▶ BRIEF: Locate the line containing "Convert this chart to structured JSON data." in the entries below, then retype it and every later line exactly, leaving out pictures.

▶ THE RECORDS:
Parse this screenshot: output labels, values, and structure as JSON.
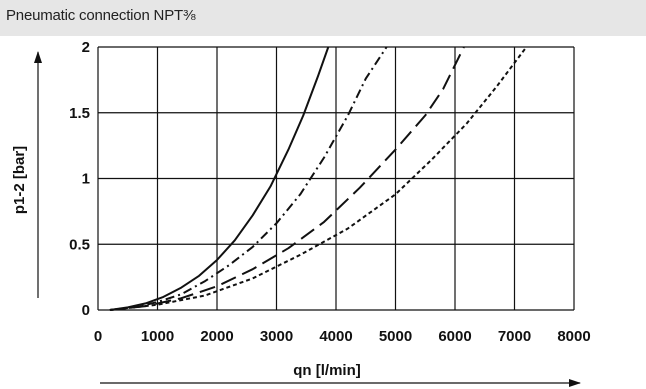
{
  "header": {
    "title": "Pneumatic connection NPT⅜"
  },
  "chart_data": {
    "type": "line",
    "title": "",
    "xlabel": "qn [l/min]",
    "ylabel": "p1-2 [bar]",
    "xlim": [
      0,
      8000
    ],
    "ylim": [
      0,
      2
    ],
    "xticks": [
      "0",
      "1000",
      "2000",
      "3000",
      "4000",
      "5000",
      "6000",
      "7000",
      "8000"
    ],
    "yticks": [
      "0",
      "0.5",
      "1",
      "1.5",
      "2"
    ],
    "grid": true,
    "legend": "none",
    "series": [
      {
        "style": "solid",
        "x": [
          200,
          500,
          800,
          1100,
          1400,
          1700,
          2000,
          2300,
          2600,
          2900,
          3200,
          3450,
          3700,
          3870
        ],
        "y": [
          0.0,
          0.02,
          0.05,
          0.1,
          0.17,
          0.26,
          0.38,
          0.53,
          0.72,
          0.94,
          1.22,
          1.48,
          1.78,
          2.0
        ]
      },
      {
        "style": "dash-dot",
        "x": [
          200,
          600,
          1000,
          1400,
          1800,
          2200,
          2600,
          3000,
          3400,
          3800,
          4200,
          4500,
          4850
        ],
        "y": [
          0.0,
          0.02,
          0.06,
          0.12,
          0.22,
          0.34,
          0.48,
          0.66,
          0.88,
          1.16,
          1.48,
          1.76,
          2.0
        ]
      },
      {
        "style": "long-dash",
        "x": [
          200,
          800,
          1400,
          2000,
          2600,
          3200,
          3800,
          4400,
          5000,
          5500,
          5800,
          6150
        ],
        "y": [
          0.0,
          0.03,
          0.09,
          0.18,
          0.31,
          0.47,
          0.67,
          0.93,
          1.22,
          1.48,
          1.68,
          2.0
        ]
      },
      {
        "style": "short-dash",
        "x": [
          200,
          1000,
          1800,
          2600,
          3400,
          4200,
          5000,
          5600,
          6200,
          6700,
          7200
        ],
        "y": [
          0.0,
          0.04,
          0.11,
          0.24,
          0.42,
          0.62,
          0.88,
          1.14,
          1.42,
          1.7,
          2.0
        ]
      }
    ]
  }
}
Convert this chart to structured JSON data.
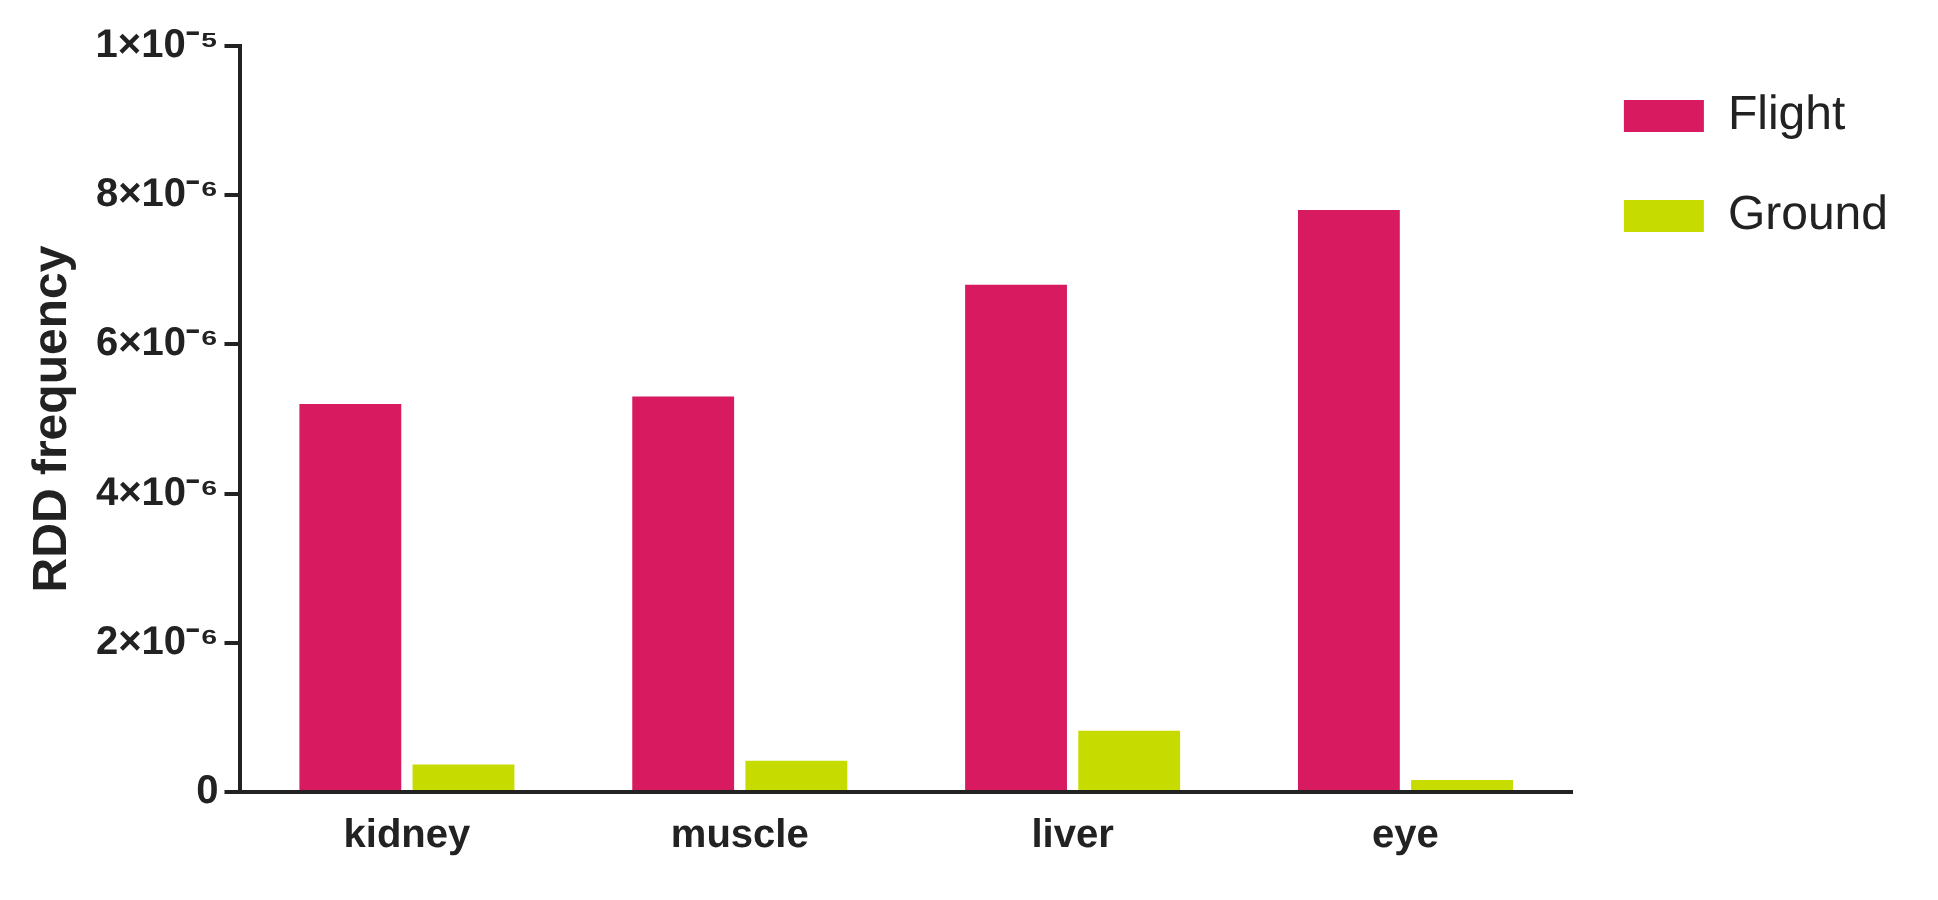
{
  "chart_data": {
    "type": "bar",
    "ylabel": "RDD frequency",
    "categories": [
      "kidney",
      "muscle",
      "liver",
      "eye"
    ],
    "series": [
      {
        "name": "Flight",
        "color": "#d81b60",
        "values": [
          5.2e-06,
          5.3e-06,
          6.8e-06,
          7.8e-06
        ]
      },
      {
        "name": "Ground",
        "color": "#c6db00",
        "values": [
          3.7e-07,
          4.2e-07,
          8.2e-07,
          1.6e-07
        ]
      }
    ],
    "ylim": [
      0,
      1e-05
    ],
    "yticks": [
      0,
      {
        "value": 2e-06,
        "label": "2×10⁻⁶"
      },
      {
        "value": 4e-06,
        "label": "4×10⁻⁶"
      },
      {
        "value": 6e-06,
        "label": "6×10⁻⁶"
      },
      {
        "value": 8e-06,
        "label": "8×10⁻⁶"
      },
      {
        "value": 1e-05,
        "label": "1×10⁻⁵"
      }
    ],
    "grid": false,
    "legend": "top right"
  }
}
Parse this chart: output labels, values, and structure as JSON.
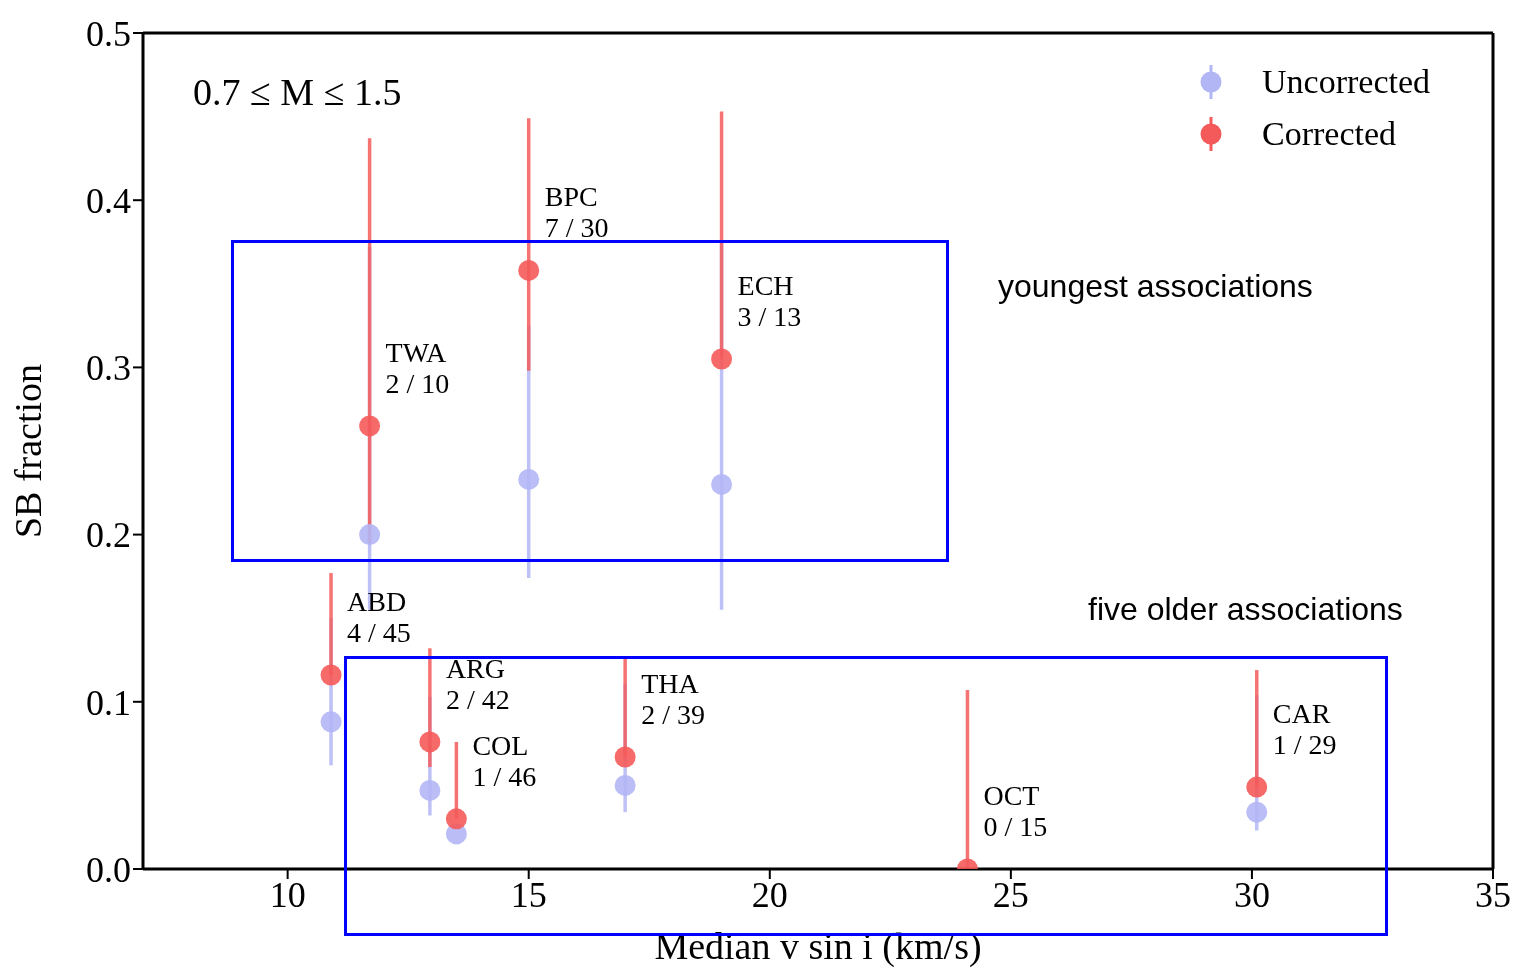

▶ FINAL ANSWER:
Convert this chart to structured JSON data.
{
  "chart_data": {
    "type": "bar",
    "ylabel": "RDD frequency",
    "categories": [
      "kidney",
      "muscle",
      "liver",
      "eye"
    ],
    "series": [
      {
        "name": "Flight",
        "color": "#d81b60",
        "values": [
          5.2e-06,
          5.3e-06,
          6.8e-06,
          7.8e-06
        ]
      },
      {
        "name": "Ground",
        "color": "#c6db00",
        "values": [
          3.7e-07,
          4.2e-07,
          8.2e-07,
          1.6e-07
        ]
      }
    ],
    "ylim": [
      0,
      1e-05
    ],
    "yticks": [
      0,
      {
        "value": 2e-06,
        "label": "2×10⁻⁶"
      },
      {
        "value": 4e-06,
        "label": "4×10⁻⁶"
      },
      {
        "value": 6e-06,
        "label": "6×10⁻⁶"
      },
      {
        "value": 8e-06,
        "label": "8×10⁻⁶"
      },
      {
        "value": 1e-05,
        "label": "1×10⁻⁵"
      }
    ],
    "grid": false,
    "legend": "top right"
  }
}
Parse this chart: output labels, values, and structure as JSON.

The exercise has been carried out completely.